▶ Given problem
Arrange the listing below as a JSON list of strings, one string per line with blank lines omitted. Include only the lines from its first line through the line containing "- y-tick-label: 7,720,000: [20, 68, 65, 79]", with both ends included.

▶ Exercise materials
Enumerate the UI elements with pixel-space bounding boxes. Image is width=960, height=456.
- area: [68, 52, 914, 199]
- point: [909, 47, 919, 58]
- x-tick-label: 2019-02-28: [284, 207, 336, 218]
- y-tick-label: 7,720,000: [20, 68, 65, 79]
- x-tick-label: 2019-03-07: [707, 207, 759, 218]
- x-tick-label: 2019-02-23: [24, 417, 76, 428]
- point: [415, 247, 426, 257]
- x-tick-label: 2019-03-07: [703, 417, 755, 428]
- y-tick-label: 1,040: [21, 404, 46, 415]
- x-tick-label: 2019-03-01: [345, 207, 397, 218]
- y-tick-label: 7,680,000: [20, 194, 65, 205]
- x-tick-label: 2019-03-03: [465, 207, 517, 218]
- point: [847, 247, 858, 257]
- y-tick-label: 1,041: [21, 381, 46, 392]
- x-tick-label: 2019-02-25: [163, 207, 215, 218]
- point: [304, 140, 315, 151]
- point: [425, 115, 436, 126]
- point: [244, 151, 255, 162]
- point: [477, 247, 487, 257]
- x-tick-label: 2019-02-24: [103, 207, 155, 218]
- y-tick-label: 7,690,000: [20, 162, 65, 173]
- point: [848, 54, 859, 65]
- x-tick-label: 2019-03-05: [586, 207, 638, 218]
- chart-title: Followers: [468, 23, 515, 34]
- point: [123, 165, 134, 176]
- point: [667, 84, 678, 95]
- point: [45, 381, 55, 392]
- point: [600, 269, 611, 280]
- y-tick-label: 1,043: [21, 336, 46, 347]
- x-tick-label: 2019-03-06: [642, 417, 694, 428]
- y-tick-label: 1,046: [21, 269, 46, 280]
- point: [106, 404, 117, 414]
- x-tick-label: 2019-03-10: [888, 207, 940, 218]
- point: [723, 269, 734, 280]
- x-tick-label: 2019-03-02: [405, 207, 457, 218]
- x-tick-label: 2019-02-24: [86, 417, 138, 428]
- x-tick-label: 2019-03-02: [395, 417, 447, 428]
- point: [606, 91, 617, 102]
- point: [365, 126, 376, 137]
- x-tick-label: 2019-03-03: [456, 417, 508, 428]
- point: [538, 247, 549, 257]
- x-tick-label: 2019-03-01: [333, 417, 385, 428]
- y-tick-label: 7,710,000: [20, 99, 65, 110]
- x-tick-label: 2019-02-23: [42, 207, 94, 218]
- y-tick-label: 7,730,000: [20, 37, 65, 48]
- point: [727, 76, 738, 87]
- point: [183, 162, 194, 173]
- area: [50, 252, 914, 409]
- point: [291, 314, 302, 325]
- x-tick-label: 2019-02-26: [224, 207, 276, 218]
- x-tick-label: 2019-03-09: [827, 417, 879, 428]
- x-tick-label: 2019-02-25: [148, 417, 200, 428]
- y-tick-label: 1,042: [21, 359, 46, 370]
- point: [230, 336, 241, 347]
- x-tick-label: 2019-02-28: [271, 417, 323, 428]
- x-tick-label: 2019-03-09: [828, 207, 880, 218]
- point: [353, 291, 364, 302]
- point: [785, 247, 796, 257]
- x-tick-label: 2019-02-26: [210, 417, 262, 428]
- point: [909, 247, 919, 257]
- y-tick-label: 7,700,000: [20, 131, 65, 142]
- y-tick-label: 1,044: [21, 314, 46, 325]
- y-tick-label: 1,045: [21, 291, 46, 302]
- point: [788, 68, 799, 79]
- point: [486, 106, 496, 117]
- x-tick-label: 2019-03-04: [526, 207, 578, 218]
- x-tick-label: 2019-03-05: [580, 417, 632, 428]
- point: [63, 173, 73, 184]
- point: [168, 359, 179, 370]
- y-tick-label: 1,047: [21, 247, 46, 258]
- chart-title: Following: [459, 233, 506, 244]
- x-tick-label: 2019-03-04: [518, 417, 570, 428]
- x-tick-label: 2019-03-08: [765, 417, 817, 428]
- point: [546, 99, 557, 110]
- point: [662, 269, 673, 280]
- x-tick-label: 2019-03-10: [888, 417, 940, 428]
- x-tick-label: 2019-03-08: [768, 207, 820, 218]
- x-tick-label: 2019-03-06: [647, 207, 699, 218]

▶ In response
[
  "Enumerate the UI elements with pixel-space bounding boxes. Image is width=960, height=456.",
  "- area: [68, 52, 914, 199]",
  "- point: [909, 47, 919, 58]",
  "- x-tick-label: 2019-02-28: [284, 207, 336, 218]",
  "- y-tick-label: 7,720,000: [20, 68, 65, 79]"
]